--- Begin ---

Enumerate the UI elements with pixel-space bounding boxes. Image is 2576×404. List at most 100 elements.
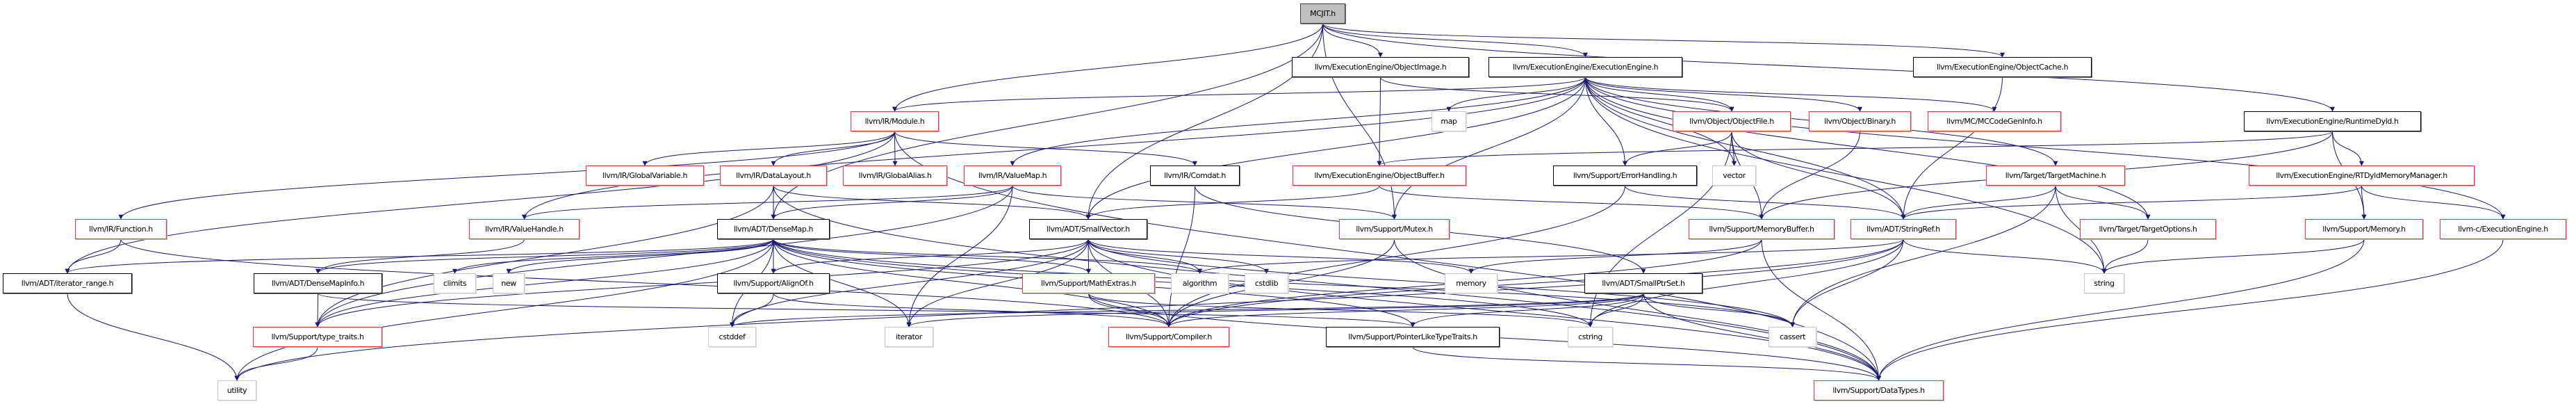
edge-n6-n16 — [1623, 131, 1732, 166]
edge-n4-n11 — [771, 131, 895, 166]
edge-n9-n15 — [1377, 131, 2333, 166]
graph-node[interactable]: llvm/ADT/SmallPtrSet.h — [1584, 273, 1703, 293]
graph-node-label: llvm/ExecutionEngine/ObjectImage.h — [1314, 63, 1447, 72]
graph-node-label: llvm-c/ExecutionEngine.h — [2458, 225, 2548, 234]
graph-node[interactable]: llvm/Support/MemoryBuffer.h — [1689, 219, 1835, 239]
edge-n13-n22 — [771, 185, 1013, 220]
edge-n16-n44 — [1166, 185, 1625, 328]
edge-n39-n43 — [906, 293, 1644, 328]
edge-n24-n49 — [1394, 239, 1881, 381]
graph-node[interactable]: llvm/ExecutionEngine/RTDyldMemoryManager… — [2249, 165, 2475, 186]
edge-n18-n47 — [1790, 185, 2056, 328]
graph-node[interactable]: llvm/ExecutionEngine/ObjectBuffer.h — [1293, 165, 1466, 186]
graph-node-label: llvm/ADT/StringRef.h — [1867, 225, 1940, 234]
edge-n2-n16 — [1585, 76, 1627, 166]
graph-node-label: llvm/IR/Function.h — [89, 225, 153, 234]
edge-n2-n40 — [1585, 76, 2107, 274]
graph-node[interactable]: llvm/ExecutionEngine/ExecutionEngine.h — [1488, 57, 1682, 77]
graph-node-label: llvm/Support/Compiler.h — [1125, 332, 1212, 341]
graph-node[interactable]: llvm/Support/PointerLikeTypeTraits.h — [1326, 327, 1500, 347]
edge-n35-n46 — [1088, 293, 1593, 328]
graph-node: climits — [434, 273, 476, 293]
graph-node[interactable]: llvm/ADT/iterator_range.h — [3, 273, 132, 293]
edge-n7-n25 — [1759, 131, 1860, 220]
graph-node[interactable]: llvm/IR/GlobalAlias.h — [843, 165, 947, 186]
graph-node: utility — [218, 380, 256, 401]
graph-node[interactable]: llvm/ExecutionEngine/ObjectImage.h — [1292, 57, 1469, 77]
graph-node-label: llvm/IR/Comdat.h — [1164, 171, 1226, 180]
graph-node[interactable]: llvm/Support/AlignOf.h — [717, 273, 830, 293]
graph-node[interactable]: llvm/Support/ErrorHandling.h — [1553, 165, 1697, 186]
graph-node-label: map — [1441, 117, 1457, 126]
graph-node[interactable]: llvm/IR/Comdat.h — [1150, 165, 1240, 186]
graph-node[interactable]: llvm/ADT/SmallVector.h — [1029, 219, 1147, 239]
graph-node[interactable]: llvm/ADT/DenseMapInfo.h — [254, 273, 382, 293]
graph-node[interactable]: llvm/ExecutionEngine/ObjectCache.h — [1913, 57, 2092, 77]
graph-node[interactable]: llvm/Support/MathExtras.h — [1022, 273, 1155, 293]
graph-node: memory — [1445, 273, 1498, 293]
edge-n19-n29 — [2361, 185, 2506, 220]
graph-node[interactable]: llvm/IR/Module.h — [851, 111, 939, 131]
edge-n26-n40 — [1903, 239, 2107, 274]
edge-n39-n42 — [730, 293, 1644, 328]
graph-node[interactable]: llvm/Target/TargetMachine.h — [1986, 165, 2125, 186]
edge-n25-n38 — [1468, 239, 1762, 274]
graph-node[interactable]: llvm/Object/Binary.h — [1809, 111, 1911, 131]
graph-node[interactable]: llvm-c/ExecutionEngine.h — [2440, 219, 2566, 239]
graph-node[interactable]: llvm/Support/Compiler.h — [1108, 327, 1229, 347]
graph-node[interactable]: llvm/ADT/StringRef.h — [1851, 219, 1956, 239]
edge-n39-n46 — [1588, 293, 1644, 328]
graph-node: cstdlib — [1245, 273, 1288, 293]
graph-node[interactable]: llvm/ADT/DenseMap.h — [717, 219, 830, 239]
edge-n23-n47 — [1088, 239, 1795, 328]
graph-node[interactable]: llvm/Support/Mutex.h — [1339, 219, 1450, 239]
graph-node[interactable]: llvm/Target/TargetOptions.h — [2080, 219, 2216, 239]
edge-n3-n26 — [1901, 76, 2003, 220]
graph-node[interactable]: llvm/Support/Memory.h — [2305, 219, 2423, 239]
graph-node[interactable]: llvm/MC/MCCodeGenInfo.h — [1928, 111, 2061, 131]
graph-node[interactable]: llvm/IR/ValueHandle.h — [469, 219, 580, 239]
edge-n30-n48 — [67, 293, 240, 381]
graph-node: string — [2084, 273, 2124, 293]
edge-n2-n7 — [1585, 76, 1862, 112]
edge-n28-n40 — [2101, 239, 2365, 274]
edge-n2-n5 — [1446, 76, 1586, 112]
graph-node[interactable]: llvm/ExecutionEngine/RuntimeDyld.h — [2244, 111, 2421, 131]
edge-n0-n3 — [1322, 23, 2005, 58]
graph-node-root[interactable]: MCJIT.h — [1300, 3, 1345, 24]
graph-node: new — [493, 273, 525, 293]
graph-node-label: llvm/Support/DataTypes.h — [1832, 386, 1925, 395]
graph-node[interactable]: llvm/IR/ValueMap.h — [964, 165, 1061, 186]
graph-node-label: new — [501, 279, 516, 288]
graph-node-label: llvm/Support/Memory.h — [2322, 225, 2406, 234]
edge-n0-n2 — [1322, 23, 1588, 58]
graph-node[interactable]: llvm/IR/DataLayout.h — [720, 165, 827, 186]
edge-n2-n6 — [1585, 76, 1734, 112]
edge-n11-n23 — [773, 185, 1091, 220]
edge-n4-n30 — [65, 131, 895, 274]
edge-n1-n15 — [1377, 76, 1382, 166]
edge-n0-n9 — [1322, 23, 2335, 112]
edge-n25-n49 — [1761, 239, 1881, 381]
graph-node-label: llvm/IR/DataLayout.h — [736, 171, 811, 180]
graph-node-label: utility — [227, 386, 247, 395]
graph-node: iterator — [885, 327, 933, 347]
edge-n18-n27 — [2055, 185, 2151, 220]
graph-node[interactable]: llvm/Support/type_traits.h — [253, 327, 382, 347]
graph-node[interactable]: llvm/IR/Function.h — [75, 219, 167, 239]
graph-node[interactable]: llvm/Support/DataTypes.h — [1814, 380, 1944, 401]
graph-node[interactable]: llvm/IR/GlobalVariable.h — [586, 165, 704, 186]
edge-n39-n45 — [1410, 293, 1644, 328]
graph-node-label: algorithm — [1182, 279, 1217, 288]
graph-node: cstddef — [708, 327, 756, 347]
edge-n27-n40 — [2101, 239, 2149, 274]
edge-n2-n29 — [1585, 76, 2506, 220]
graph-node-label: llvm/Object/ObjectFile.h — [1689, 117, 1774, 126]
edge-n39-n47 — [1643, 293, 1795, 328]
edge-n41-n48 — [234, 346, 318, 381]
graph-node-label: iterator — [896, 332, 922, 341]
graph-node-label: llvm/Support/type_traits.h — [271, 332, 364, 341]
edge-n1-n6 — [1380, 76, 1734, 112]
graph-node[interactable]: llvm/Object/ObjectFile.h — [1673, 111, 1791, 131]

--- End ---

Recast all of the data above as a numbered list, leaving out blank lines and the pictures.

1. Enumerate the UI elements with pixel-space bounding boxes. Image is 2576×404. List at most 100 elements.
2. edge-n6-n16 — [1623, 131, 1732, 166]
3. edge-n4-n11 — [771, 131, 895, 166]
4. edge-n9-n15 — [1377, 131, 2333, 166]
5. graph-node[interactable]: llvm/ADT/SmallPtrSet.h — [1584, 273, 1703, 293]
6. graph-node-label: llvm/ExecutionEngine/ObjectImage.h — [1314, 63, 1447, 72]
7. graph-node-label: llvm-c/ExecutionEngine.h — [2458, 225, 2548, 234]
8. graph-node[interactable]: llvm/Support/MemoryBuffer.h — [1689, 219, 1835, 239]
9. edge-n13-n22 — [771, 185, 1013, 220]
10. edge-n16-n44 — [1166, 185, 1625, 328]
11. edge-n39-n43 — [906, 293, 1644, 328]
12. edge-n24-n49 — [1394, 239, 1881, 381]
13. graph-node[interactable]: llvm/ExecutionEngine/RTDyldMemoryManager… — [2249, 165, 2475, 186]
14. edge-n18-n47 — [1790, 185, 2056, 328]
15. graph-node[interactable]: llvm/ExecutionEngine/ObjectBuffer.h — [1293, 165, 1466, 186]
16. graph-node-label: llvm/ADT/StringRef.h — [1867, 225, 1940, 234]
17. edge-n2-n16 — [1585, 76, 1627, 166]
18. graph-node-label: llvm/IR/Function.h — [89, 225, 153, 234]
19. edge-n2-n40 — [1585, 76, 2107, 274]
20. graph-node[interactable]: llvm/ExecutionEngine/ExecutionEngine.h — [1488, 57, 1682, 77]
21. graph-node-label: llvm/Support/Compiler.h — [1125, 332, 1212, 341]
22. graph-node[interactable]: llvm/Support/PointerLikeTypeTraits.h — [1326, 327, 1500, 347]
23. edge-n35-n46 — [1088, 293, 1593, 328]
24. graph-node: climits — [434, 273, 476, 293]
25. graph-node[interactable]: llvm/ADT/iterator_range.h — [3, 273, 132, 293]
26. edge-n7-n25 — [1759, 131, 1860, 220]
27. graph-node[interactable]: llvm/IR/GlobalAlias.h — [843, 165, 947, 186]
28. graph-node: utility — [218, 380, 256, 401]
29. graph-node[interactable]: llvm/ExecutionEngine/ObjectImage.h — [1292, 57, 1469, 77]
30. graph-node-label: llvm/IR/Comdat.h — [1164, 171, 1226, 180]
31. graph-node[interactable]: llvm/Support/AlignOf.h — [717, 273, 830, 293]
32. graph-node[interactable]: llvm/Support/ErrorHandling.h — [1553, 165, 1697, 186]
33. graph-node-label: map — [1441, 117, 1457, 126]
34. graph-node[interactable]: llvm/IR/Comdat.h — [1150, 165, 1240, 186]
35. graph-node[interactable]: llvm/ADT/SmallVector.h — [1029, 219, 1147, 239]
36. graph-node[interactable]: llvm/ADT/DenseMapInfo.h — [254, 273, 382, 293]
37. graph-node[interactable]: llvm/ExecutionEngine/ObjectCache.h — [1913, 57, 2092, 77]
38. graph-node[interactable]: llvm/Support/MathExtras.h — [1022, 273, 1155, 293]
39. graph-node: memory — [1445, 273, 1498, 293]
40. edge-n19-n29 — [2361, 185, 2506, 220]
41. graph-node[interactable]: llvm/IR/Module.h — [851, 111, 939, 131]
42. edge-n26-n40 — [1903, 239, 2107, 274]
43. edge-n39-n42 — [730, 293, 1644, 328]
44. graph-node[interactable]: llvm/Target/TargetMachine.h — [1986, 165, 2125, 186]
45. edge-n25-n38 — [1468, 239, 1762, 274]
46. graph-node[interactable]: llvm/Object/Binary.h — [1809, 111, 1911, 131]
47. graph-node[interactable]: llvm-c/ExecutionEngine.h — [2440, 219, 2566, 239]
48. graph-node[interactable]: llvm/Support/Compiler.h — [1108, 327, 1229, 347]
49. graph-node[interactable]: llvm/ADT/StringRef.h — [1851, 219, 1956, 239]
50. edge-n39-n46 — [1588, 293, 1644, 328]
51. graph-node: cstdlib — [1245, 273, 1288, 293]
52. graph-node[interactable]: llvm/ADT/DenseMap.h — [717, 219, 830, 239]
53. edge-n23-n47 — [1088, 239, 1795, 328]
54. graph-node[interactable]: llvm/Support/Mutex.h — [1339, 219, 1450, 239]
55. graph-node[interactable]: llvm/Target/TargetOptions.h — [2080, 219, 2216, 239]
56. edge-n3-n26 — [1901, 76, 2003, 220]
57. graph-node[interactable]: llvm/Support/Memory.h — [2305, 219, 2423, 239]
58. graph-node[interactable]: llvm/MC/MCCodeGenInfo.h — [1928, 111, 2061, 131]
59. graph-node[interactable]: llvm/IR/ValueHandle.h — [469, 219, 580, 239]
60. edge-n30-n48 — [67, 293, 240, 381]
61. graph-node: string — [2084, 273, 2124, 293]
62. edge-n2-n7 — [1585, 76, 1862, 112]
63. edge-n28-n40 — [2101, 239, 2365, 274]
64. edge-n2-n5 — [1446, 76, 1586, 112]
65. graph-node[interactable]: llvm/ExecutionEngine/RuntimeDyld.h — [2244, 111, 2421, 131]
66. edge-n0-n3 — [1322, 23, 2005, 58]
67. graph-node-root[interactable]: MCJIT.h — [1300, 3, 1345, 24]
68. graph-node: new — [493, 273, 525, 293]
69. graph-node-label: llvm/Support/DataTypes.h — [1832, 386, 1925, 395]
70. graph-node[interactable]: llvm/IR/ValueMap.h — [964, 165, 1061, 186]
71. graph-node-label: new — [501, 279, 516, 288]
72. graph-node-label: llvm/Support/Memory.h — [2322, 225, 2406, 234]
73. edge-n0-n2 — [1322, 23, 1588, 58]
74. graph-node[interactable]: llvm/IR/DataLayout.h — [720, 165, 827, 186]
75. edge-n2-n6 — [1585, 76, 1734, 112]
76. edge-n11-n23 — [773, 185, 1091, 220]
77. edge-n4-n30 — [65, 131, 895, 274]
78. edge-n1-n15 — [1377, 76, 1382, 166]
79. edge-n0-n9 — [1322, 23, 2335, 112]
80. edge-n25-n49 — [1761, 239, 1881, 381]
81. graph-node-label: llvm/IR/DataLayout.h — [736, 171, 811, 180]
82. graph-node-label: utility — [227, 386, 247, 395]
83. graph-node: iterator — [885, 327, 933, 347]
84. edge-n18-n27 — [2055, 185, 2151, 220]
85. graph-node[interactable]: llvm/Support/type_traits.h — [253, 327, 382, 347]
86. graph-node[interactable]: llvm/IR/Function.h — [75, 219, 167, 239]
87. graph-node[interactable]: llvm/Support/DataTypes.h — [1814, 380, 1944, 401]
88. graph-node[interactable]: llvm/IR/GlobalVariable.h — [586, 165, 704, 186]
89. edge-n39-n45 — [1410, 293, 1644, 328]
90. graph-node-label: algorithm — [1182, 279, 1217, 288]
91. graph-node: cstddef — [708, 327, 756, 347]
92. edge-n27-n40 — [2101, 239, 2149, 274]
93. edge-n2-n29 — [1585, 76, 2506, 220]
94. graph-node-label: llvm/Object/ObjectFile.h — [1689, 117, 1774, 126]
95. edge-n39-n47 — [1643, 293, 1795, 328]
96. edge-n41-n48 — [234, 346, 318, 381]
97. graph-node-label: iterator — [896, 332, 922, 341]
98. graph-node-label: llvm/Support/type_traits.h — [271, 332, 364, 341]
99. edge-n1-n6 — [1380, 76, 1734, 112]
100. graph-node[interactable]: llvm/Object/ObjectFile.h — [1673, 111, 1791, 131]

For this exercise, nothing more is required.